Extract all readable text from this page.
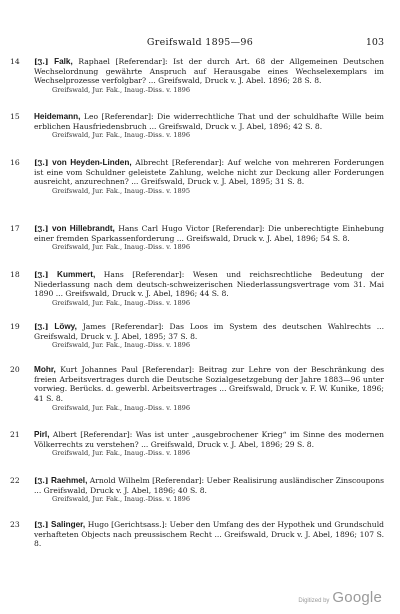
Greifswald 1895—96	103
14 [𝔍.] Falk, Raphael [Referendar]: Ist der durch Art. 68 der Allgemeinen Deutschen Wechselordnung gewährte Anspruch auf Herausgabe eines Wechselexemplars im Wechselprozesse verfolgbar? ... Greifswald, Druck v. J. Abel. 1896; 28 S. 8.
Greifswald, Jur. Fak., Inaug.-Diss. v. 1896
15 Heidemann, Leo [Referendar]: Die widerrechtliche That und der schuldhafte Wille beim erblichen Hausfriedensbruch ... Greifswald, Druck v. J. Abel, 1896; 42 S. 8.
Greifswald, Jur. Fak., Inaug.-Diss. v. 1896
16 [𝔍.] von Heyden-Linden, Albrecht [Referendar]: Auf welche von mehreren Forderungen ist eine vom Schuldner geleistete Zahlung, welche nicht zur Deckung aller Forderungen ausreicht, anzurechnen? ... Greifswald, Druck v. J. Abel, 1895; 31 S. 8.
Greifswald, Jur. Fak., Inaug.-Diss. v. 1895
17 [𝔍.] von Hillebrandt, Hans Carl Hugo Victor [Referendar]: Die unberechtigte Einhebung einer fremden Sparkassenforderung ... Greifswald, Druck v. J. Abel, 1896; 54 S. 8.
Greifswald, Jur. Fak., Inaug.-Diss. v. 1896
18 [𝔍.] Kummert, Hans [Referendar]: Wesen und reichsrechtliche Bedeutung der Niederlassung nach dem deutsch-schweizerischen Niederlassungsvertrage vom 31. Mai 1890 ... Greifswald, Druck v. J. Abel, 1896; 44 S. 8.
Greifswald, Jur. Fak., Inaug.-Diss. v. 1896
19 [𝔍.] Löwy, James [Referendar]: Das Loos im System des deutschen Wahlrechts ... Greifswald, Druck v. J. Abel, 1895; 37 S. 8.
Greifswald, Jur. Fak., Inaug.-Diss. v. 1896
20 Mohr, Kurt Johannes Paul [Referendar]: Beitrag zur Lehre von der Beschränkung des freien Arbeitsvertrages durch die Deutsche Sozialgesetzgebung der Jahre 1883—96 unter vorwieg. Berücks. d. gewerbl. Arbeitsvertrages ... Greifswald, Druck v. F. W. Kunike, 1896; 41 S. 8.
Greifswald, Jur. Fak., Inaug.-Diss. v. 1896
21 Pirl, Albert [Referendar]: Was ist unter „ausgebrochener Krieg“ im Sinne des modernen Völkerrechts zu verstehen? ... Greifswald, Druck v. J. Abel, 1896; 29 S. 8.
Greifswald, Jur. Fak., Inaug.-Diss. v. 1896
22 [𝔍.] Raehmel, Arnold Wilhelm [Referendar]: Ueber Realisirung ausländischer Zinscoupons ... Greifswald, Druck v. J. Abel, 1896; 40 S. 8.
Greifswald, Jur. Fak., Inaug.-Diss. v. 1896
23 [𝔍.] Salinger, Hugo [Gerichtsass.]: Ueber den Umfang des der Hypothek und Grundschuld verhafteten Objects nach preussischem Recht ... Greifswald, Druck v. J. Abel, 1896; 107 S. 8.
Digitized by Google
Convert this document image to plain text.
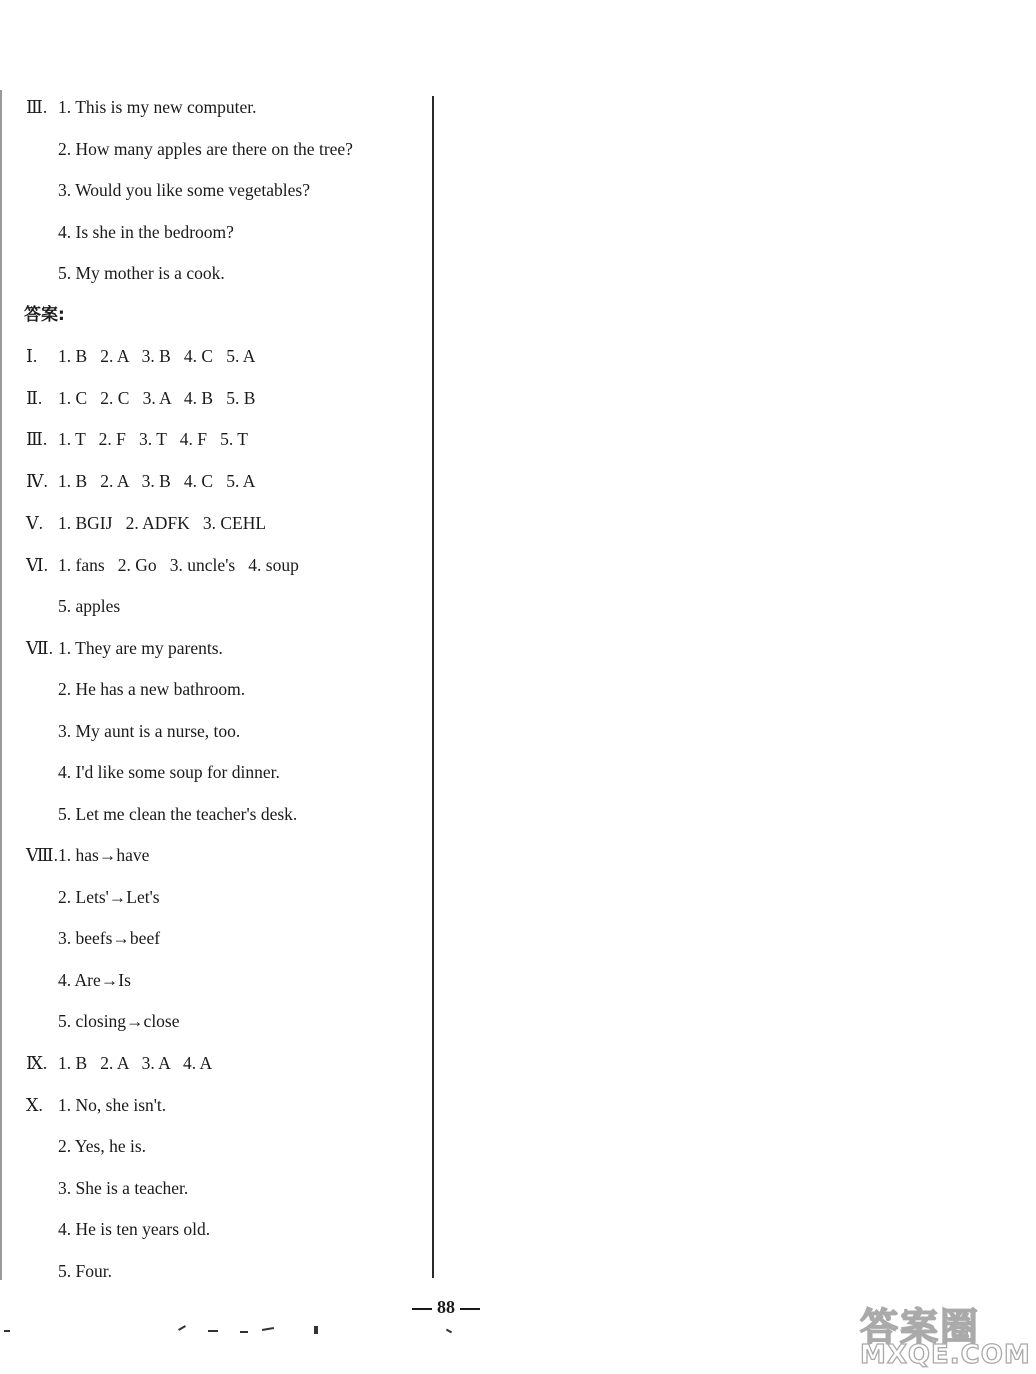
Ⅲ. 1. This is my new computer.
2. How many apples are there on the tree?
3. Would you like some vegetables?
4. Is she in the bedroom?
5. My mother is a cook.
答案:
Ⅰ. 1. B   2. A   3. B   4. C   5. A
Ⅱ. 1. C   2. C   3. A   4. B   5. B
Ⅲ. 1. T   2. F   3. T   4. F   5. T
Ⅳ. 1. B   2. A   3. B   4. C   5. A
Ⅴ. 1. BGIJ   2. ADFK   3. CEHL
Ⅵ. 1. fans   2. Go   3. uncle's   4. soup
5. apples
Ⅶ. 1. They are my parents.
2. He has a new bathroom.
3. My aunt is a nurse, too.
4. I'd like some soup for dinner.
5. Let me clean the teacher's desk.
Ⅷ. 1. has→have
2. Lets'→Let's
3. beefs→beef
4. Are→Is
5. closing→close
Ⅸ. 1. B   2. A   3. A   4. A
Ⅹ. 1. No, she isn't.
2. Yes, he is.
3. She is a teacher.
4. He is ten years old.
5. Four.
88	答案圈
MXQE.COM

* To be done
Of the lines above, how many contain the string "unter"? Only the number is required.

* Written response
2